- [Work to do]:
Using the data beneath, show every line that includes the word "спросилъ".

- [Records to process]:
===

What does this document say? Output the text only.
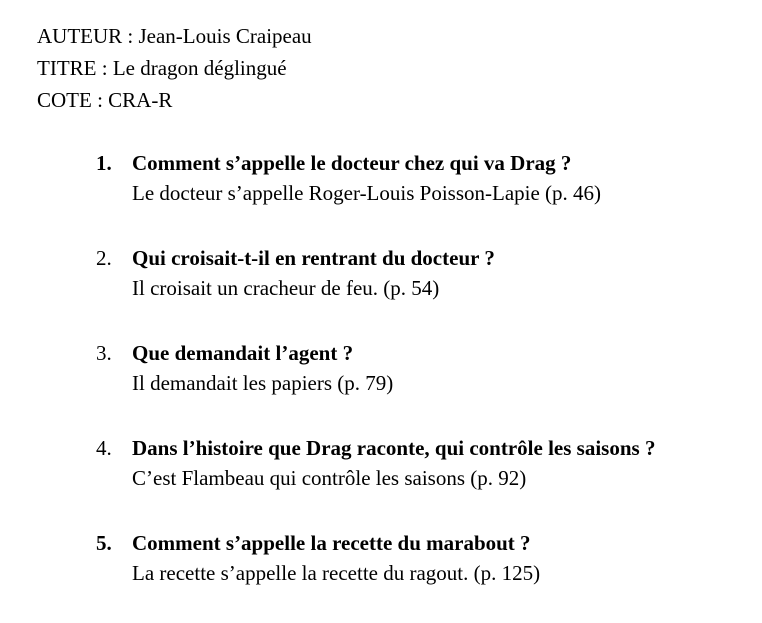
AUTEUR : Jean-Louis Craipeau
TITRE : Le dragon déglingué
COTE : CRA-R
1. Comment s’appelle le docteur chez qui va Drag ?
Le docteur s’appelle Roger-Louis Poisson-Lapie (p. 46)
2. Qui croisait-t-il en rentrant du docteur ?
Il croisait un cracheur de feu. (p. 54)
3. Que demandait l’agent ?
Il demandait les papiers (p. 79)
4. Dans l’histoire que Drag raconte, qui contrôle les saisons ?
C’est Flambeau qui contrôle les saisons (p. 92)
5. Comment s’appelle la recette du marabout ?
La recette s’appelle la recette du ragout. (p. 125)
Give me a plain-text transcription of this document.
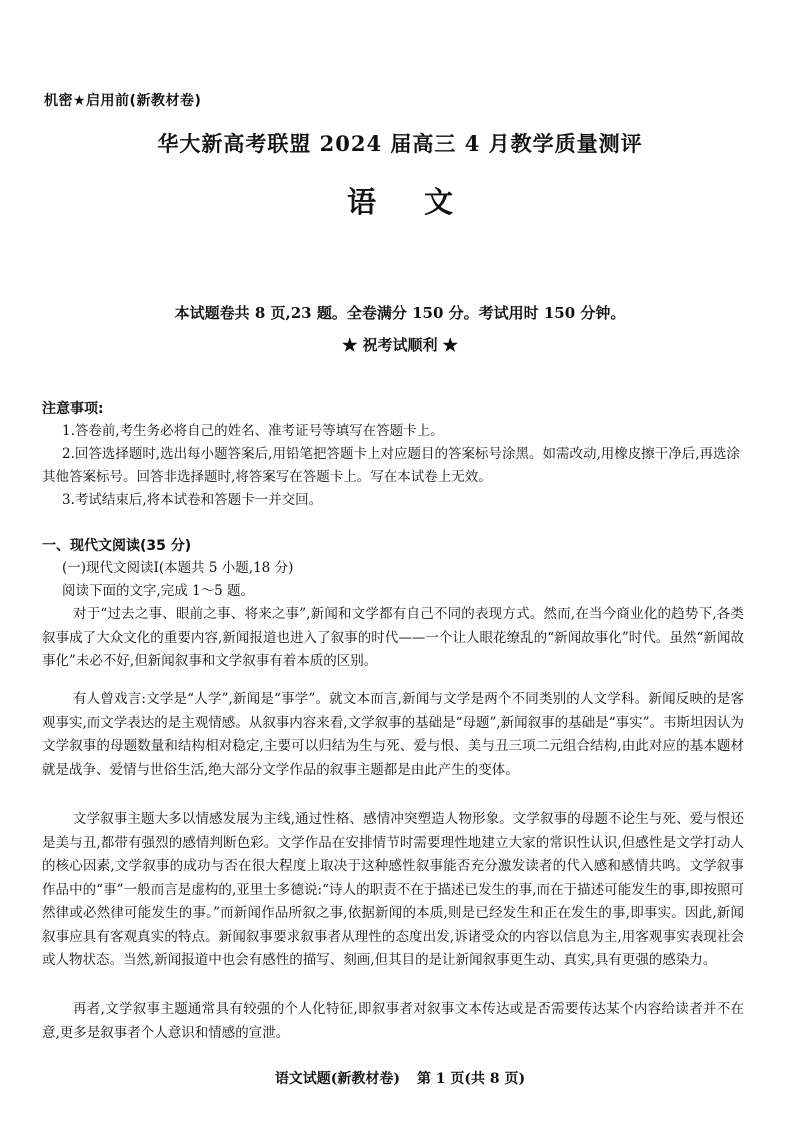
机密★启用前(新教材卷)
华大新高考联盟 2024 届高三 4 月教学质量测评
语文
本试题卷共 8 页,23 题。全卷满分 150 分。考试用时 150 分钟。
★ 祝考试顺利 ★
注意事项:
1.答卷前,考生务必将自己的姓名、准考证号等填写在答题卡上。
2.回答选择题时,选出每小题答案后,用铅笔把答题卡上对应题目的答案标号涂黑。如需改动,用橡皮擦干净后,再选涂其他答案标号。回答非选择题时,将答案写在答题卡上。写在本试卷上无效。
3.考试结束后,将本试卷和答题卡一并交回。
一、现代文阅读(35 分)
(一)现代文阅读Ⅰ(本题共 5 小题,18 分)
阅读下面的文字,完成 1～5 题。
对于“过去之事、眼前之事、将来之事”,新闻和文学都有自己不同的表现方式。然而,在当今商业化的趋势下,各类叙事成了大众文化的重要内容,新闻报道也进入了叙事的时代——一个让人眼花缭乱的“新闻故事化”时代。虽然“新闻故事化”未必不好,但新闻叙事和文学叙事有着本质的区别。
有人曾戏言:文学是“人学”,新闻是“事学”。就文本而言,新闻与文学是两个不同类别的人文学科。新闻反映的是客观事实,而文学表达的是主观情感。从叙事内容来看,文学叙事的基础是“母题”,新闻叙事的基础是“事实”。韦斯坦因认为文学叙事的母题数量和结构相对稳定,主要可以归结为生与死、爱与恨、美与丑三项二元组合结构,由此对应的基本题材就是战争、爱情与世俗生活,绝大部分文学作品的叙事主题都是由此产生的变体。
文学叙事主题大多以情感发展为主线,通过性格、感情冲突塑造人物形象。文学叙事的母题不论生与死、爱与恨还是美与丑,都带有强烈的感情判断色彩。文学作品在安排情节时需要理性地建立大家的常识性认识,但感性是文学打动人的核心因素,文学叙事的成功与否在很大程度上取决于这种感性叙事能否充分激发读者的代入感和感情共鸣。文学叙事作品中的“事”一般而言是虚构的,亚里士多德说:“诗人的职责不在于描述已发生的事,而在于描述可能发生的事,即按照可然律或必然律可能发生的事。”而新闻作品所叙之事,依据新闻的本质,则是已经发生和正在发生的事,即事实。因此,新闻叙事应具有客观真实的特点。新闻叙事要求叙事者从理性的态度出发,诉诸受众的内容以信息为主,用客观事实表现社会或人物状态。当然,新闻报道中也会有感性的描写、刻画,但其目的是让新闻叙事更生动、真实,具有更强的感染力。
再者,文学叙事主题通常具有较强的个人化特征,即叙事者对叙事文本传达或是否需要传达某个内容给读者并不在意,更多是叙事者个人意识和情感的宣泄。
语文试题(新教材卷) 第 1 页(共 8 页)
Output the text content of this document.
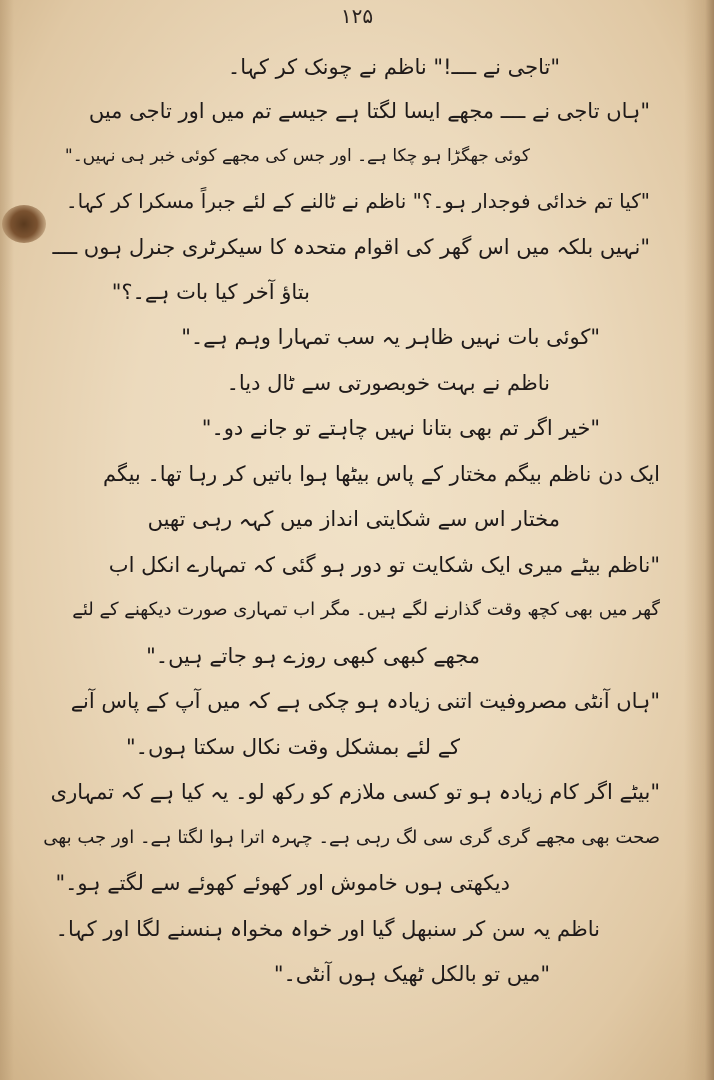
۱۲۵
"تاجی نے ــــ!" ناظم نے چونک کر کہا۔
"ہاں تاجی نے ــــ مجھے ایسا لگتا ہے جیسے تم میں اور تاجی میں
کوئی جھگڑا ہو چکا ہے۔ اور جس کی مجھے کوئی خبر ہی نہیں۔"
"کیا تم خدائی فوجدار ہو۔؟" ناظم نے ٹالنے کے لئے جبراً مسکرا کر کہا۔
"نہیں بلکہ میں اس گھر کی اقوام متحدہ کا سیکرٹری جنرل ہوں ــــ
بتاؤ آخر کیا بات ہے۔؟"
"کوئی بات نہیں ظاہر یہ سب تمہارا وہم ہے۔"
ناظم نے بہت خوبصورتی سے ٹال دیا۔
"خیر اگر تم بھی بتانا نہیں چاہتے تو جانے دو۔"
ایک دن ناظم بیگم مختار کے پاس بیٹھا ہوا باتیں کر رہا تھا۔ بیگم
مختار اس سے شکایتی انداز میں کہہ رہی تھیں
"ناظم بیٹے میری ایک شکایت تو دور ہو گئی کہ تمہارے انکل اب
گھر میں بھی کچھ وقت گذارنے لگے ہیں۔ مگر اب تمہاری صورت دیکھنے کے لئے
مجھے کبھی کبھی روزے ہو جاتے ہیں۔"
"ہاں آنٹی مصروفیت اتنی زیادہ ہو چکی ہے کہ میں آپ کے پاس آنے
کے لئے بمشکل وقت نکال سکتا ہوں۔"
"بیٹے اگر کام زیادہ ہو تو کسی ملازم کو رکھ لو۔ یہ کیا ہے کہ تمہاری
صحت بھی مجھے گری گری سی لگ رہی ہے۔ چہرہ اترا ہوا لگتا ہے۔ اور جب بھی
دیکھتی ہوں خاموش اور کھوئے کھوئے سے لگتے ہو۔"
ناظم یہ سن کر سنبھل گیا اور خواہ مخواہ ہنسنے لگا اور کہا۔
"میں تو بالکل ٹھیک ہوں آنٹی۔"
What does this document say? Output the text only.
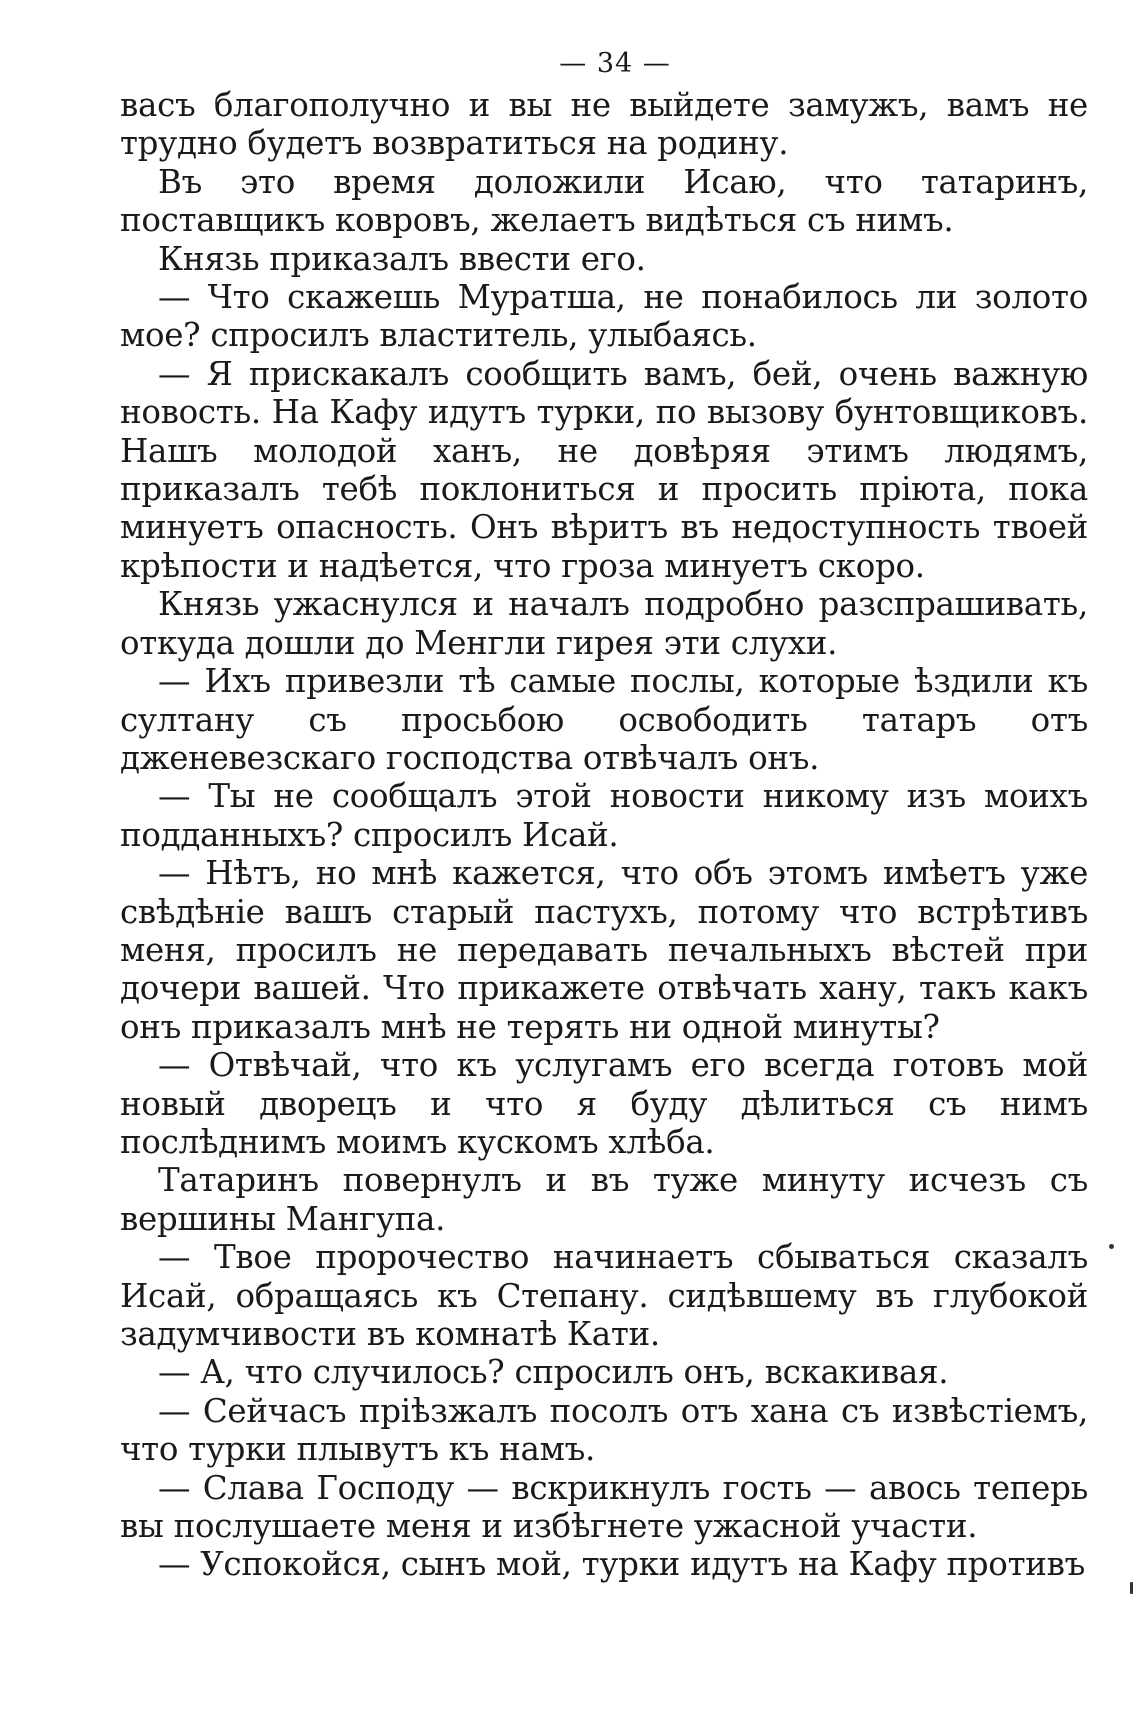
— 34 —

васъ благополучно и вы не выйдете замужъ, вамъ не трудно будетъ возвратиться на родину.

Въ это время доложили Исаю, что татаринъ, поставщикъ ковровъ, желаетъ видѣться съ нимъ.

Князь приказалъ ввести его.

— Что скажешь Муратша, не понабилось ли золото мое? спросилъ властитель, улыбаясь.

— Я прискакалъ сообщить вамъ, бей, очень важную новость. На Кафу идутъ турки, по вызову бунтовщиковъ. Нашъ молодой ханъ, не довѣряя этимъ людямъ, приказалъ тебѣ поклониться и просить прiюта, пока минуетъ опасность. Онъ вѣритъ въ недоступность твоей крѣпости и надѣется, что гроза минуетъ скоро.

Князь ужаснулся и началъ подробно разспрашивать, откуда дошли до Менгли гирея эти слухи.

— Ихъ привезли тѣ самые послы, которые ѣздили къ султану съ просьбою освободить татаръ отъ дженевезскаго господства отвѣчалъ онъ.

— Ты не сообщалъ этой новости никому изъ моихъ подданныхъ? спросилъ Исай.

— Нѣтъ, но мнѣ кажется, что объ этомъ имѣетъ уже свѣдѣнiе вашъ старый пастухъ, потому что встрѣтивъ меня, просилъ не передавать печальныхъ вѣстей при дочери вашей. Что прикажете отвѣчать хану, такъ какъ онъ приказалъ мнѣ не терять ни одной минуты?

— Отвѣчай, что къ услугамъ его всегда готовъ мой новый дворецъ и что я буду дѣлиться съ нимъ послѣднимъ моимъ кускомъ хлѣба.

Татаринъ повернулъ и въ туже минуту исчезъ съ вершины Мангупа.

— Твое пророчество начинаетъ сбываться сказалъ Исай, обращаясь къ Степану. сидѣвшему въ глубокой задумчивости въ комнатѣ Кати.

— А, что случилось? спросилъ онъ, вскакивая.

— Сейчасъ прiѣзжалъ посолъ отъ хана съ извѣстiемъ, что турки плывутъ къ намъ.

— Слава Господу — вскрикнулъ гость — авось теперь вы послушаете меня и избѣгнете ужасной участи.

— Успокойся, сынъ мой, турки идутъ на Кафу противъ
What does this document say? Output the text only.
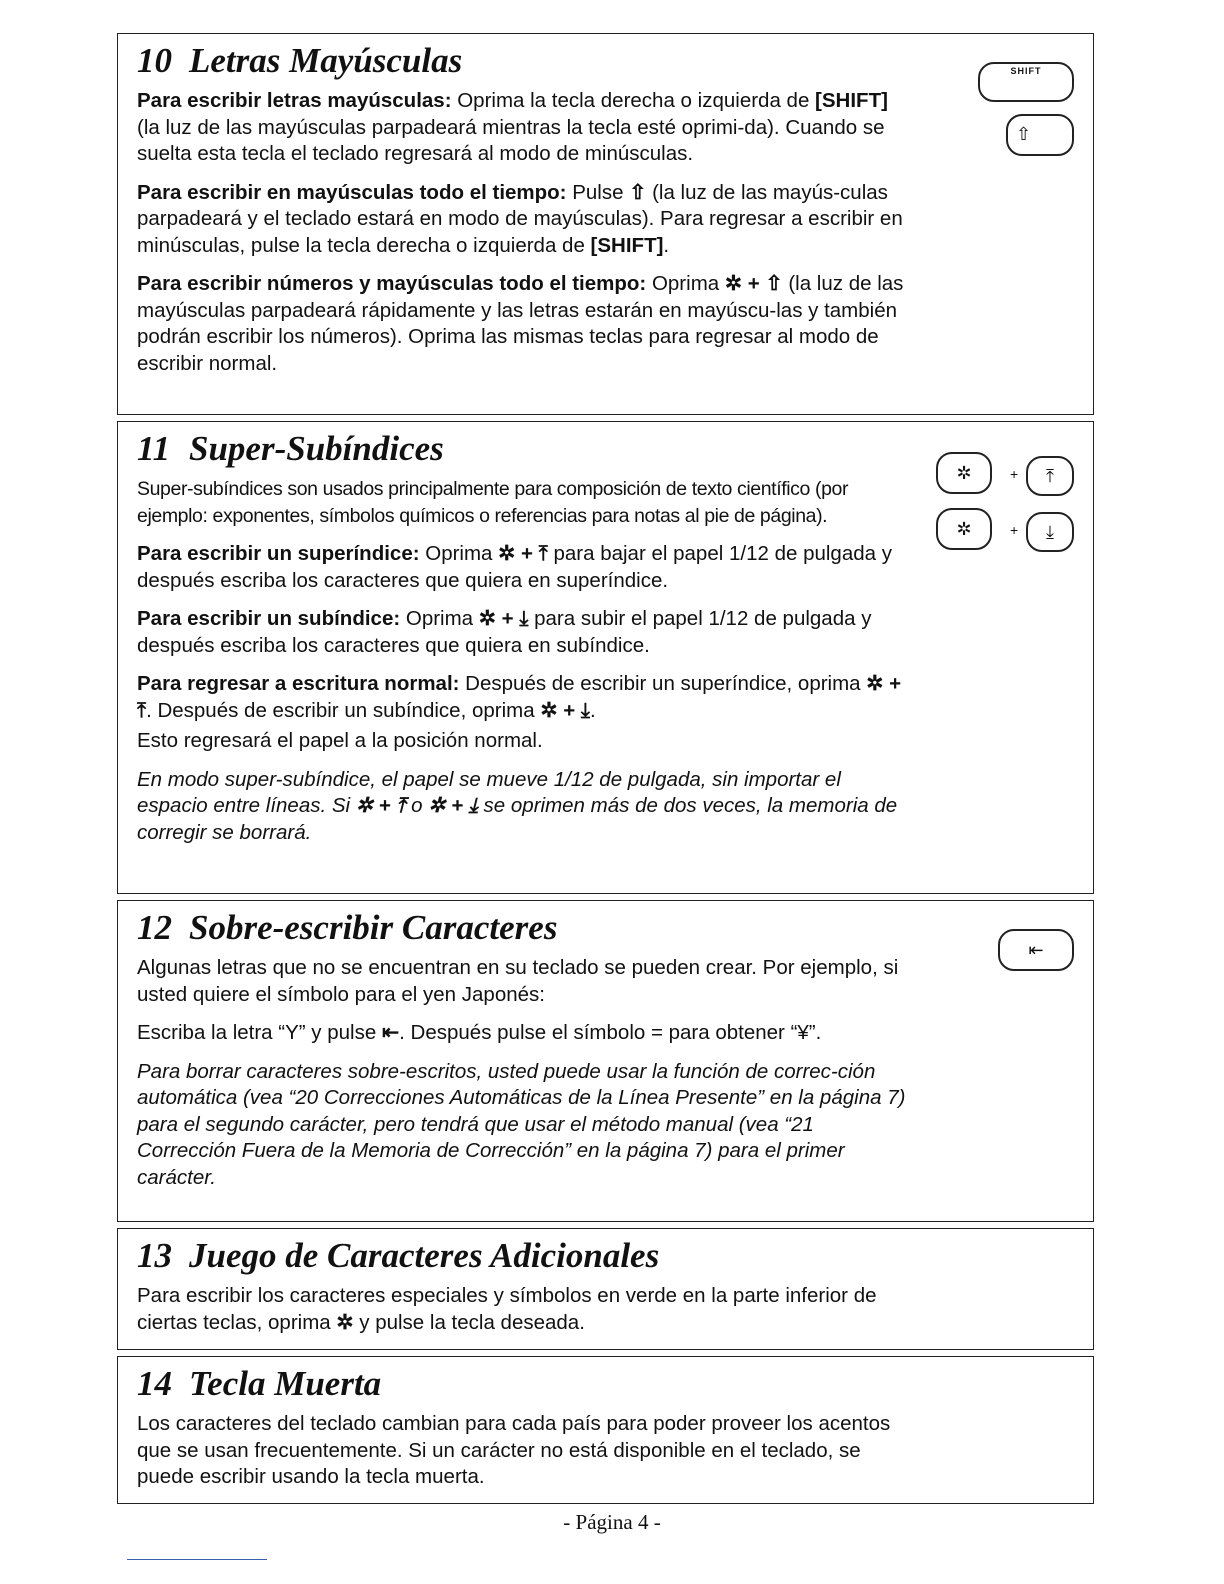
10 Letras Mayúsculas

Para escribir letras mayúsculas: Oprima la tecla derecha o izquierda de [SHIFT] (la luz de las mayúsculas parpadeará mientras la tecla esté oprimi-da). Cuando se suelta esta tecla el teclado regresará al modo de minúsculas.

Para escribir en mayúsculas todo el tiempo: Pulse ⇧ (la luz de las mayús-culas parpadeará y el teclado estará en modo de mayúsculas). Para regresar a escribir en minúsculas, pulse la tecla derecha o izquierda de [SHIFT].

Para escribir números y mayúsculas todo el tiempo: Oprima ✲ + ⇧ (la luz de las mayúsculas parpadeará rápidamente y las letras estarán en mayúscu-las y también podrán escribir los números). Oprima las mismas teclas para regresar al modo de escribir normal.

SHIFT
⇧
11 Super-Subíndices

Super-subíndices son usados principalmente para composición de texto científico (por ejemplo: exponentes, símbolos químicos o referencias para notas al pie de página).

Para escribir un superíndice: Oprima ✲ + ⤒ para bajar el papel 1/12 de pulgada y después escriba los caracteres que quiera en superíndice.

Para escribir un subíndice: Oprima ✲ + ⤓ para subir el papel 1/12 de pulgada y después escriba los caracteres que quiera en subíndice.

Para regresar a escritura normal: Después de escribir un superíndice, oprima ✲ + ⤒. Después de escribir un subíndice, oprima ✲ + ⤓.

Esto regresará el papel a la posición normal.

En modo super-subíndice, el papel se mueve 1/12 de pulgada, sin importar el espacio entre líneas. Si ✲ + ⤒ o ✲ + ⤓ se oprimen más de dos veces, la memoria de corregir se borrará.

✲	+ ⤒
✲	+ ⤓
12 Sobre-escribir Caracteres

Algunas letras que no se encuentran en su teclado se pueden crear. Por ejemplo, si usted quiere el símbolo para el yen Japonés:

Escriba la letra “Y” y pulse ⇤. Después pulse el símbolo = para obtener “¥”.

Para borrar caracteres sobre-escritos, usted puede usar la función de correc-ción automática (vea “20 Correcciones Automáticas de la Línea Presente” en la página 7) para el segundo carácter, pero tendrá que usar el método manual (vea “21 Corrección Fuera de la Memoria de Corrección” en la página 7) para el primer carácter.

⇤
13 Juego de Caracteres Adicionales

Para escribir los caracteres especiales y símbolos en verde en la parte inferior de ciertas teclas, oprima ✲ y pulse la tecla deseada.

14 Tecla Muerta

Los caracteres del teclado cambian para cada país para poder proveer los acentos que se usan frecuentemente. Si un carácter no está disponible en el teclado, se puede escribir usando la tecla muerta.

- Página 4 -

===

- [Finished exercise]:
— Что скажешь Муратша, не понабилось ли золото мое? спросилъ властитель, улыбаясь.
— Ты не сообщалъ этой новости никому изъ моихъ подданныхъ? спросилъ Исай.
— А, что случилось? спросилъ онъ, вскакивая.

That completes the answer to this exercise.